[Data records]
((

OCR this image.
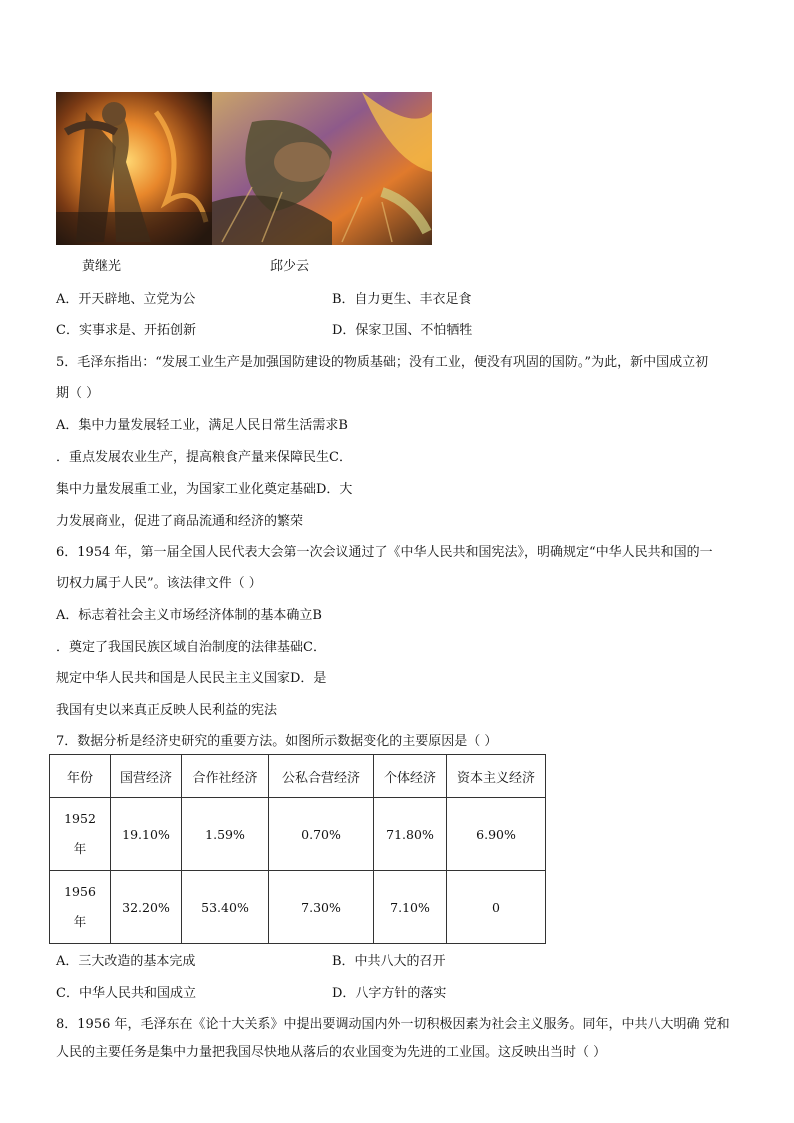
黄继光	邱少云
A．开天辟地、立党为公	B．自力更生、丰衣足食
C．实事求是、开拓创新	D．保家卫国、不怕牺牲
5．毛泽东指出：“发展工业生产是加强国防建设的物质基础；没有工业，便没有巩固的国防。”为此，新中国成立初
期（ ）
A．集中力量发展轻工业，满足人民日常生活需求B
．重点发展农业生产，提高粮食产量来保障民生C．
集中力量发展重工业，为国家工业化奠定基础D．大
力发展商业，促进了商品流通和经济的繁荣
6．1954 年，第一届全国人民代表大会第一次会议通过了《中华人民共和国宪法》，明确规定“中华人民共和国的一
切权力属于人民”。该法律文件（ ）
A．标志着社会主义市场经济体制的基本确立B
．奠定了我国民族区域自治制度的法律基础C．
规定中华人民共和国是人民民主主义国家D．是
我国有史以来真正反映人民利益的宪法
7．数据分析是经济史研究的重要方法。如图所示数据变化的主要原因是（ ）
年份	国营经济	合作社经济	公私合营经济	个体经济	资本主义经济

1952
年	19.10%	1.59%	0.70%	71.80%	6.90%

1956
年	32.20%	53.40%	7.30%	7.10%	0
A．三大改造的基本完成	B．中共八大的召开
C．中华人民共和国成立	D．八字方针的落实
8．1956 年，毛泽东在《论十大关系》中提出要调动国内外一切积极因素为社会主义服务。同年，中共八大明确 党和
人民的主要任务是集中力量把我国尽快地从落后的农业国变为先进的工业国。这反映出当时（ ）
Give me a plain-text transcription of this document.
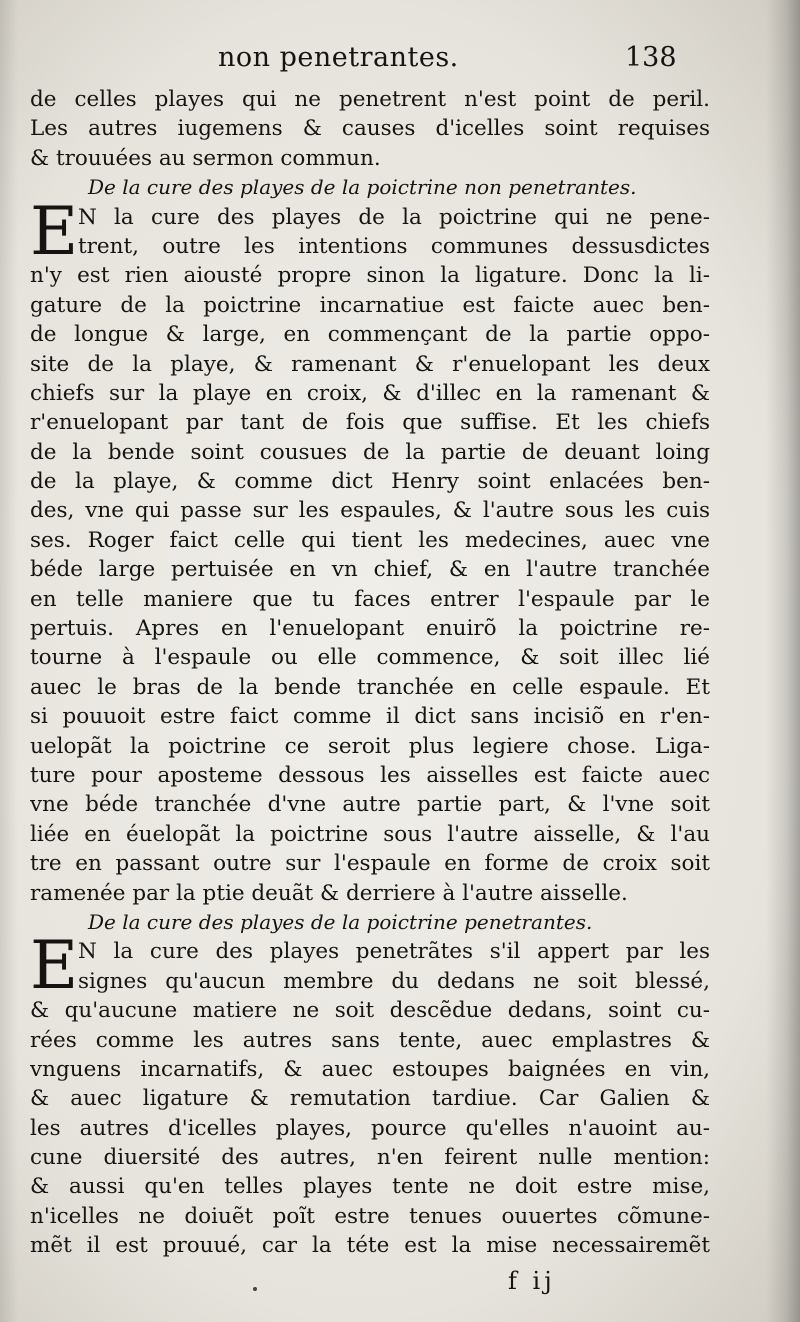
non penetrantes.	138
de celles playes qui ne penetrent n'est point de peril.
Les autres iugemens & causes d'icelles soint requises
& trouuées au sermon commun.
De la cure des playes de la poictrine non penetrantes.
E N la cure des playes de la poictrine qui ne pene-
trent, outre les intentions communes dessusdictes
n'y est rien aiousté propre sinon la ligature. Donc la li-
gature de la poictrine incarnatiue est faicte auec ben-
de longue & large, en commençant de la partie oppo-
site de la playe, & ramenant & r'enuelopant les deux
chiefs sur la playe en croix, & d'illec en la ramenant &
r'enuelopant par tant de fois que suffise. Et les chiefs
de la bende soint cousues de la partie de deuant loing
de la playe, & comme dict Henry soint enlacées ben-
des, vne qui passe sur les espaules, & l'autre sous les cuis
ses. Roger faict celle qui tient les medecines, auec vne
béde large pertuisée en vn chief, & en l'autre tranchée
en telle maniere que tu faces entrer l'espaule par le
pertuis. Apres en l'enuelopant enuirõ la poictrine re-
tourne à l'espaule ou elle commence, & soit illec lié
auec le bras de la bende tranchée en celle espaule. Et
si pouuoit estre faict comme il dict sans incisiõ en r'en-
uelopãt la poictrine ce seroit plus legiere chose. Liga-
ture pour aposteme dessous les aisselles est faicte auec
vne béde tranchée d'vne autre partie part, & l'vne soit
liée en éuelopãt la poictrine sous l'autre aisselle, & l'au
tre en passant outre sur l'espaule en forme de croix soit
ramenée par la ptie deuãt & derriere à l'autre aisselle.
De la cure des playes de la poictrine penetrantes.
E N la cure des playes penetrãtes s'il appert par les
signes qu'aucun membre du dedans ne soit blessé,
& qu'aucune matiere ne soit descẽdue dedans, soint cu-
rées comme les autres sans tente, auec emplastres &
vnguens incarnatifs, & auec estoupes baignées en vin,
& auec ligature & remutation tardiue. Car Galien &
les autres d'icelles playes, pource qu'elles n'auoint au-
cune diuersité des autres, n'en feirent nulle mention:
& aussi qu'en telles playes tente ne doit estre mise,
n'icelles ne doiuẽt poĩt estre tenues ouuertes cõmune-
mẽt il est prouué, car la téte est la mise necessairemẽt
f ij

))

Directions => Count each line where the string "béde" occurs, and write only the number.

Expected answer => 2